# 2020 Tiguan R-Line Black Edition APR Build



## 550spyder2276 (Aug 14, 2003)

Well, hello...
Its been some time since I've actively participated in the Vortex community. I'm hoping to find time to highlight the process of one of my new projects. This 2020 Tiguan R-Line Black Edition was recently acquired this Summer and is going to be subjected to a fairly long list of modifications and improvements. I'm excited to share this with you and hope you'll enjoy it. 

Currently planned mods include

APR ECU Upgrade Stage I High Torque 91 Octane 
APR Turbo Inlet Pipe
APR Catback Stainless Steel Exhaust
APR Cast Inlet Downpipe System
APR Red Coil packs
APR Flow Form 20” Gray Black Wheels
APR Front Roll Control Stabilizer Bar End Links
APR Intercooler
APR MQB Coilovers
APR 6 Piston Brakes – Red
APR Windshield Wiper Delete Plug
APR Dogbone Mount
APR Intercooler Hoses
APR Black and Red APR Sideburn Decals
APR Black Valve Stem Caps
APR Flat Badge
TOYO 20" Tires
VW Rear Privacy Cover
PIAA LED Low and High Beams
Badgeskins Galore
Neuspeed P-Flow Intake
Neuspeed Rear Sway Bar
XPel Paint Protection Film- Full Front, Rockers, Roof, Rear Quarter Rocker, and more
Extensive Paint Correction by Griot's Garage with Ceramic Coating
More....
Huge amount of gratitude goes out to my Dear friend Chad @SCIPerformance in Minneapolis for all his help on this.

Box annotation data

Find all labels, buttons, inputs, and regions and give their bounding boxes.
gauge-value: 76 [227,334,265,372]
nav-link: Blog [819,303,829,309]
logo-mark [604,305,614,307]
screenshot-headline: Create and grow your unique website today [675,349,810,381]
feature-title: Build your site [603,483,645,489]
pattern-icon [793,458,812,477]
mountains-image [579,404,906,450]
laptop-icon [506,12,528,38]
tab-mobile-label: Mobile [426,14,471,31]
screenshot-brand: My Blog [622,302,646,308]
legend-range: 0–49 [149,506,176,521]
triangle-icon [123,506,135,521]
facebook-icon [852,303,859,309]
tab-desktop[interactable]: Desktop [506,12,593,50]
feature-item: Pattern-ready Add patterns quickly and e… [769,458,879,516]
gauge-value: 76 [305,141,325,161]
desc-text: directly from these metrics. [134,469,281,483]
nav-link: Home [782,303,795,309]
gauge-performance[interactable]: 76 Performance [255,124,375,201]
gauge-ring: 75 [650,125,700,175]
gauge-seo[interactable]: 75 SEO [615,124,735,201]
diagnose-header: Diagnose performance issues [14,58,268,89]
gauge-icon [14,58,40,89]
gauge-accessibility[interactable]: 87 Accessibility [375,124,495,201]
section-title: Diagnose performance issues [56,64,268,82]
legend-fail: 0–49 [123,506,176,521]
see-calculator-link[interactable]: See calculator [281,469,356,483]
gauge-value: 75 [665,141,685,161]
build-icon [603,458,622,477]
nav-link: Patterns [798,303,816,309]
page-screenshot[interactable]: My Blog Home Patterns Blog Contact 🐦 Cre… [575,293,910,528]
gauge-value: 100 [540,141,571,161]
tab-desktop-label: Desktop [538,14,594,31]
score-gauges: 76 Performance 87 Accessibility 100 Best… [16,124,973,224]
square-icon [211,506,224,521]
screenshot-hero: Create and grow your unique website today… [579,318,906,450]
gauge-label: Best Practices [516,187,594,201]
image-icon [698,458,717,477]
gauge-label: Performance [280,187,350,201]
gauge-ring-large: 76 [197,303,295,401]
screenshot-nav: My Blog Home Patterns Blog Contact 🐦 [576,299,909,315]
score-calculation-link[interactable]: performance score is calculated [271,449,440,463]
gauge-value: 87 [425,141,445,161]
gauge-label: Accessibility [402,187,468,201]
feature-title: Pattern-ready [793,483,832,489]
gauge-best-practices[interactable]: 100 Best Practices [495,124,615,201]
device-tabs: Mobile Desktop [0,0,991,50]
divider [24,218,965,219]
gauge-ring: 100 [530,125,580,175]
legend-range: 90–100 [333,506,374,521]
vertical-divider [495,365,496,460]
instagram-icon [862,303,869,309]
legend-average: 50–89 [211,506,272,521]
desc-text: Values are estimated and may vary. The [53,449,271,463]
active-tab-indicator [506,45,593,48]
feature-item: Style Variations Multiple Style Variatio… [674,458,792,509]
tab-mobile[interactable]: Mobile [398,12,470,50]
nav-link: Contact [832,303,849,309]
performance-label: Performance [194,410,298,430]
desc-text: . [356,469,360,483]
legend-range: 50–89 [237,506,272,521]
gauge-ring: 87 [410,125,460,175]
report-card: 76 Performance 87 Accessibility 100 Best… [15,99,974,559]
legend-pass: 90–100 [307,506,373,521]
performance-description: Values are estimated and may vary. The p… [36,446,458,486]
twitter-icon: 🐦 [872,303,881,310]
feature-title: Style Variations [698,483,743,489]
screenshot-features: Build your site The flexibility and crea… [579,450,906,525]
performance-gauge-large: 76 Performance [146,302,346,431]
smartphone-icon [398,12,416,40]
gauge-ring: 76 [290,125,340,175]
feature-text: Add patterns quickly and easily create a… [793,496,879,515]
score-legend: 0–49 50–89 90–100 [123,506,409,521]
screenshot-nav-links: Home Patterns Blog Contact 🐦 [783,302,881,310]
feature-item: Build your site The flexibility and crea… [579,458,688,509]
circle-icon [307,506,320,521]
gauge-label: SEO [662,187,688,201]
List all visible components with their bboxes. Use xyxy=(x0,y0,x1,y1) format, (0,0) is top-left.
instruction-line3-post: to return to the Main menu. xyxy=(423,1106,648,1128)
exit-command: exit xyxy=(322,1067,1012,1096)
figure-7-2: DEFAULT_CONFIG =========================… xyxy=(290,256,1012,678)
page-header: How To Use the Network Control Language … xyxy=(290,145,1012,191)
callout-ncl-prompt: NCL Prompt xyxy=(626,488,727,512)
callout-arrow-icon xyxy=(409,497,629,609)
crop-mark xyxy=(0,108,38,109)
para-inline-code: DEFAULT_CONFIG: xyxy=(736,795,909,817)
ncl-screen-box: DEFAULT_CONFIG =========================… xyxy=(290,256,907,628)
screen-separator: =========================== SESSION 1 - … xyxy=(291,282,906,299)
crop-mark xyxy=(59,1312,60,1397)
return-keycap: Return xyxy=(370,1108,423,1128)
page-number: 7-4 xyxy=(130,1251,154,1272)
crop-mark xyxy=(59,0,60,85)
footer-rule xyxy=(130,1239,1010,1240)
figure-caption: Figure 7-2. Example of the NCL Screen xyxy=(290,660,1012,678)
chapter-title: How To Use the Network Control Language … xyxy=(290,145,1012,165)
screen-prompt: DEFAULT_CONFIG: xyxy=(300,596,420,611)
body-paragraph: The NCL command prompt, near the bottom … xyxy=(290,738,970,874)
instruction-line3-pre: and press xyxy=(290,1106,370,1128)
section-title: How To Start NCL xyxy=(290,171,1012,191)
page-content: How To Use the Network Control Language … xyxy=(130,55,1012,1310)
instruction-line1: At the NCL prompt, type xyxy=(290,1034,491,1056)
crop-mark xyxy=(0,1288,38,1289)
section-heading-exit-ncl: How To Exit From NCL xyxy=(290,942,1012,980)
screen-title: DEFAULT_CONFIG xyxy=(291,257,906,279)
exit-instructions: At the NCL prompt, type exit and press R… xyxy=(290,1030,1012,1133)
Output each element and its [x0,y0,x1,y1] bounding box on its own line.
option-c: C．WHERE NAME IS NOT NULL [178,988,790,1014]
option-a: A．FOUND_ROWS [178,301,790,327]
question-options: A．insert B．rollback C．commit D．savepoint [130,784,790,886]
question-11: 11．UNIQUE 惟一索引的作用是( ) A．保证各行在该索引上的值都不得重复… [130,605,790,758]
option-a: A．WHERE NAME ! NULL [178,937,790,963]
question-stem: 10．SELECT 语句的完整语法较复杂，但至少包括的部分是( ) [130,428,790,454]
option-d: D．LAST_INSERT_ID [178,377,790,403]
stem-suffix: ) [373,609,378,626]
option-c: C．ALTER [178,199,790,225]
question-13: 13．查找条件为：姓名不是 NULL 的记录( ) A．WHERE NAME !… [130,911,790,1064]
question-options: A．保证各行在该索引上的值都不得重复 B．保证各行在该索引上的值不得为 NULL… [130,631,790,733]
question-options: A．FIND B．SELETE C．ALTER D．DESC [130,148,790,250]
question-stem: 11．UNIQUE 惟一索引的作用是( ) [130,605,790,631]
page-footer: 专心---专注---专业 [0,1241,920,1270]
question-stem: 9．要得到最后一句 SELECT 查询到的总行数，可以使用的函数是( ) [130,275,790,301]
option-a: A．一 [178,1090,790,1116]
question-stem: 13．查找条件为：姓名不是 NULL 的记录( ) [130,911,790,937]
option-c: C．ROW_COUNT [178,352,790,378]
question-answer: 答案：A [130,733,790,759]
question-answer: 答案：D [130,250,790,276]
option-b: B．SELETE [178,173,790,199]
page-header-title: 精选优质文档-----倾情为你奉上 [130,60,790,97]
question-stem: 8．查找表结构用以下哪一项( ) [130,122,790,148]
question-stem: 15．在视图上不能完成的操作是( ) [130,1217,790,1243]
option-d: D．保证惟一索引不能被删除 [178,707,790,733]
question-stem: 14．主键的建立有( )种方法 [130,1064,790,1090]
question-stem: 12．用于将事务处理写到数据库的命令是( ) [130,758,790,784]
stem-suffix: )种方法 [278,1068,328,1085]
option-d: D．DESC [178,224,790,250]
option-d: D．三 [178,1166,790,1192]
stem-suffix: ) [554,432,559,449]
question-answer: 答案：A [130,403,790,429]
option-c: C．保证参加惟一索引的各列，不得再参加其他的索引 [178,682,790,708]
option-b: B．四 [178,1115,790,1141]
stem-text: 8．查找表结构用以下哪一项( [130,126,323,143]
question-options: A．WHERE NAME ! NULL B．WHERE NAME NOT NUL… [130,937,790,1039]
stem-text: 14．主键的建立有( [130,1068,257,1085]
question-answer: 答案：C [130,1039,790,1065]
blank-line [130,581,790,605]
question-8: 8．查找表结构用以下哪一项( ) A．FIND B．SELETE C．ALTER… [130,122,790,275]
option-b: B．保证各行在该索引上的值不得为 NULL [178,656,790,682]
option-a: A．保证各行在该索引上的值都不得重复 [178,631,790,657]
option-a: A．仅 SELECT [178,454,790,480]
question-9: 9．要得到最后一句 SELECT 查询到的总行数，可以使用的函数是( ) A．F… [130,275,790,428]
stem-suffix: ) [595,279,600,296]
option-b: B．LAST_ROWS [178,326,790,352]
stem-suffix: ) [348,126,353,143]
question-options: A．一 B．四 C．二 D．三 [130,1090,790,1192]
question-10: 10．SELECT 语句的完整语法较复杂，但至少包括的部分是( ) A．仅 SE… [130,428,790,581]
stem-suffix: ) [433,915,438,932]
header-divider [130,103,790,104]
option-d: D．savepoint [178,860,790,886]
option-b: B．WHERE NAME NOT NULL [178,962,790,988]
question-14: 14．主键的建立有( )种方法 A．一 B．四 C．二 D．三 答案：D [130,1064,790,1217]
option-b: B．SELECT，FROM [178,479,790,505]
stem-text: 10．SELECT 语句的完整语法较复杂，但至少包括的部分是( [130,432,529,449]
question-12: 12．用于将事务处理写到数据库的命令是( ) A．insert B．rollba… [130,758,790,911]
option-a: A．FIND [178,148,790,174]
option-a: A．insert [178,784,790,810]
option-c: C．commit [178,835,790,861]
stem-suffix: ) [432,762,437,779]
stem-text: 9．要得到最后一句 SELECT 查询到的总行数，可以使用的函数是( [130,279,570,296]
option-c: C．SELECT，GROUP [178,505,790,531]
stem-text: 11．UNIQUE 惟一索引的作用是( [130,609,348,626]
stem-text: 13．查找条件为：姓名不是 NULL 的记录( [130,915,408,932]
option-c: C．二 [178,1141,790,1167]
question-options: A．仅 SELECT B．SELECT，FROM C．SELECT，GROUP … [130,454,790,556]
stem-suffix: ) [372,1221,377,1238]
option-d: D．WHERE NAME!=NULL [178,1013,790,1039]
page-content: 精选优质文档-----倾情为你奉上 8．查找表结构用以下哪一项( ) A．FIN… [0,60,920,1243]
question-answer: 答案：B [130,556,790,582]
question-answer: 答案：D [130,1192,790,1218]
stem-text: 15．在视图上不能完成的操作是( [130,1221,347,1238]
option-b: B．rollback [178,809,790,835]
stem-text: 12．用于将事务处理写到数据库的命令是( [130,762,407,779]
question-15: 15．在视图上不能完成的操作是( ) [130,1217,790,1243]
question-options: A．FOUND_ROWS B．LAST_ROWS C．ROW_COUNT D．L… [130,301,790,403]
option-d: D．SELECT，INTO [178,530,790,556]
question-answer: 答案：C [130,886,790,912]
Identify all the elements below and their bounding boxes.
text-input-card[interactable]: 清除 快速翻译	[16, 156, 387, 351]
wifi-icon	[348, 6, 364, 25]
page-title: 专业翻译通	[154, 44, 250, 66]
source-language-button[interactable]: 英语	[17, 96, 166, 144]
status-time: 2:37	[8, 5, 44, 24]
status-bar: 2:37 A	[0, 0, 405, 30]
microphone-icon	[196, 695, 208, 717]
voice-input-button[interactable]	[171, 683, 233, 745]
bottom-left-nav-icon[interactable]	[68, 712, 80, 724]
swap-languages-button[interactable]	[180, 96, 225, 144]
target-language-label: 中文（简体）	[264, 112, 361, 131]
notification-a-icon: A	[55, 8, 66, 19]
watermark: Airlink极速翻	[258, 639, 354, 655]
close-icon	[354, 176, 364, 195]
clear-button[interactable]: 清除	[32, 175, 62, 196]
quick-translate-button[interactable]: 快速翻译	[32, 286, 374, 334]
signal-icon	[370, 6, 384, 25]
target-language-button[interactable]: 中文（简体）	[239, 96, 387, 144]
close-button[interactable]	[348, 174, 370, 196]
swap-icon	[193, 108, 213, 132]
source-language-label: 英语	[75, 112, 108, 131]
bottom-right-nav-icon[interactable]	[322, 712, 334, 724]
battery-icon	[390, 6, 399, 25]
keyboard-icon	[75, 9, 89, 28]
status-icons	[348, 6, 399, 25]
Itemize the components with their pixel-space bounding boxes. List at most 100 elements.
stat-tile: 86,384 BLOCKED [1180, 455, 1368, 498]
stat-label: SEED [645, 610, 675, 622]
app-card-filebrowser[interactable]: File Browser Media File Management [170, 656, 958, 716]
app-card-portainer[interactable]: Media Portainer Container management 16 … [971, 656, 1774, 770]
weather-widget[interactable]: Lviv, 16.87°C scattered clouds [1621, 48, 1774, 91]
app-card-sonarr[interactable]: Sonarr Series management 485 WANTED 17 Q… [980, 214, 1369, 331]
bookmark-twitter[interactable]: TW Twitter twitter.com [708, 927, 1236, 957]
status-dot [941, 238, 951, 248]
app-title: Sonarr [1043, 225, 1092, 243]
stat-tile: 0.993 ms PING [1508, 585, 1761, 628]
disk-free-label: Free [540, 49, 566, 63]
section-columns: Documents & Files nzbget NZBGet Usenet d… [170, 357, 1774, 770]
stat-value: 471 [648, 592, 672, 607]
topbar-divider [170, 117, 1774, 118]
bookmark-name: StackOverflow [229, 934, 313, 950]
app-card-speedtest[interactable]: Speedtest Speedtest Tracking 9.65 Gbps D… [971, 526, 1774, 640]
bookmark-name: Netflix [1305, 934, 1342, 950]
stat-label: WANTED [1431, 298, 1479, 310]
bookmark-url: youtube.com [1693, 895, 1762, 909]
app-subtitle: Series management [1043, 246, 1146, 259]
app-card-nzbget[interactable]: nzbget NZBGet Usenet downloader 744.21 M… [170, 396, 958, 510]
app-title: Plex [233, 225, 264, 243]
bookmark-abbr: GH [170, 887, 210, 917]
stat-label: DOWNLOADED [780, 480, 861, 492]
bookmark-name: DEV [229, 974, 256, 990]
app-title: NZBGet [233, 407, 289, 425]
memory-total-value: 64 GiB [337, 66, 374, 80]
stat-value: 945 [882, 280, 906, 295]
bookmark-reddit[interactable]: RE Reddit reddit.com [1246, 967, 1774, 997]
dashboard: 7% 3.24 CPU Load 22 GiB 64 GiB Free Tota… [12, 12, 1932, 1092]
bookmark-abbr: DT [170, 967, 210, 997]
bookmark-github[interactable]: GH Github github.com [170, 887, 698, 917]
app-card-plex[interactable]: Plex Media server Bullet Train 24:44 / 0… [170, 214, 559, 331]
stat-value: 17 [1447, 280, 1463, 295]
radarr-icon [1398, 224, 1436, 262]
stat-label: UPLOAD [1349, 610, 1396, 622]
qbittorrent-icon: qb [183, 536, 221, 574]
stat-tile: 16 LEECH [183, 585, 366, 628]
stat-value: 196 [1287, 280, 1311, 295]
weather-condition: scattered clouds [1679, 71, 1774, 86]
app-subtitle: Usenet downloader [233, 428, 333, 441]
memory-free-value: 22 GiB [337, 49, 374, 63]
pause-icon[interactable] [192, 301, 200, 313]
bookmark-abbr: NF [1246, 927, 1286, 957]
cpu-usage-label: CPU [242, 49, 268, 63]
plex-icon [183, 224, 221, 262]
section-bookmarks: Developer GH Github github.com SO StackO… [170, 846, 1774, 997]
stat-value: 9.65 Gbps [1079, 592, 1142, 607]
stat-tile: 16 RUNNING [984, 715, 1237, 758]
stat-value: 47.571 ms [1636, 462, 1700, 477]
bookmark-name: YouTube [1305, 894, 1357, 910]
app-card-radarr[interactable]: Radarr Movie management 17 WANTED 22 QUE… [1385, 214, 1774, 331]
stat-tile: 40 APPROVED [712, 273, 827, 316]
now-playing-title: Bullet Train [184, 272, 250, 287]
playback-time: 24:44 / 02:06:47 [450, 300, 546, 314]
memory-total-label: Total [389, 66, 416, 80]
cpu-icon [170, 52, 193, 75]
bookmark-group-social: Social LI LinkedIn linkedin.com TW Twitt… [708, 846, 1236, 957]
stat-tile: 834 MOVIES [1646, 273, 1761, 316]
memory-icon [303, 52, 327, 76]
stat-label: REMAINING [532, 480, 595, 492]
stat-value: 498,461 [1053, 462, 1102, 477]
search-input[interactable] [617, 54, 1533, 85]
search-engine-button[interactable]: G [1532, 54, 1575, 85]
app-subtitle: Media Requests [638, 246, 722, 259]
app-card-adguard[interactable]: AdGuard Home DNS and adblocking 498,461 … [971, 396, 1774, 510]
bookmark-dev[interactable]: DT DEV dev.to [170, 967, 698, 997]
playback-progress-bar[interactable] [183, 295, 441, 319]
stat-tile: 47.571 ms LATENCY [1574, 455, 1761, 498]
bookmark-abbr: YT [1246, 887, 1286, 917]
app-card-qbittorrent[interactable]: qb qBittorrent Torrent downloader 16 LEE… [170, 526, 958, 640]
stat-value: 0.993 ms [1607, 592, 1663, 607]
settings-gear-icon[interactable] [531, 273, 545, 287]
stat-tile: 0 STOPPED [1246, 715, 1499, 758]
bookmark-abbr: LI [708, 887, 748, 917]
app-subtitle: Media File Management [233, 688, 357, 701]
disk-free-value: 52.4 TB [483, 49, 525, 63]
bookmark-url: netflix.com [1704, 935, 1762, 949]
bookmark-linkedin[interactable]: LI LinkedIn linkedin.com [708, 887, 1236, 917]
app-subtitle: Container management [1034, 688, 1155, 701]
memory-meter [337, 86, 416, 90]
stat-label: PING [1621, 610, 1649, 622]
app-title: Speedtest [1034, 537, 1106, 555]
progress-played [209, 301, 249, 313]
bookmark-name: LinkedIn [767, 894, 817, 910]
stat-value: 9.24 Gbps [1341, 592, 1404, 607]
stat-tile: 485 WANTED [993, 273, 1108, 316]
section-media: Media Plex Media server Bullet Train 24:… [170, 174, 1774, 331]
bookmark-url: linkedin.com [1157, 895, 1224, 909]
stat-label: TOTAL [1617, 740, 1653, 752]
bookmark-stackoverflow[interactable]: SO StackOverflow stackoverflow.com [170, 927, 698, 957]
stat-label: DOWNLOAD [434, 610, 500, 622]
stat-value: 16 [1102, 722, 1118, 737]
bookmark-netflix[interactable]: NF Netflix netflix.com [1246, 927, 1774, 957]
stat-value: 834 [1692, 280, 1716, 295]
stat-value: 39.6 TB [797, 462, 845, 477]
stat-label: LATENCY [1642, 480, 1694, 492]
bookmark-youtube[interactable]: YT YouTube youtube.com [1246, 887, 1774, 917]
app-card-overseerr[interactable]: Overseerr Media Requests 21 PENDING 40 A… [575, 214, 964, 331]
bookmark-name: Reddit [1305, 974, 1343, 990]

▶ [What to work on]
1) Answer these questions from the Tiguan build post:
(a) In what season was the Tiguan acquired?
(b) Who is doing the paint correction?
(c) In what city is Chad @SCIPerformance located?
2) Put this sentence from the Tiguan build post into Spanish: "I'm excited to share this with you and hope you'll enjoy it."

▶ [Task responses]
1)
(a) Summer
(b) Griot's Garage
(c) Minneapolis

2) Me entusiasma compartir esto con ustedes y espero que lo disfruten.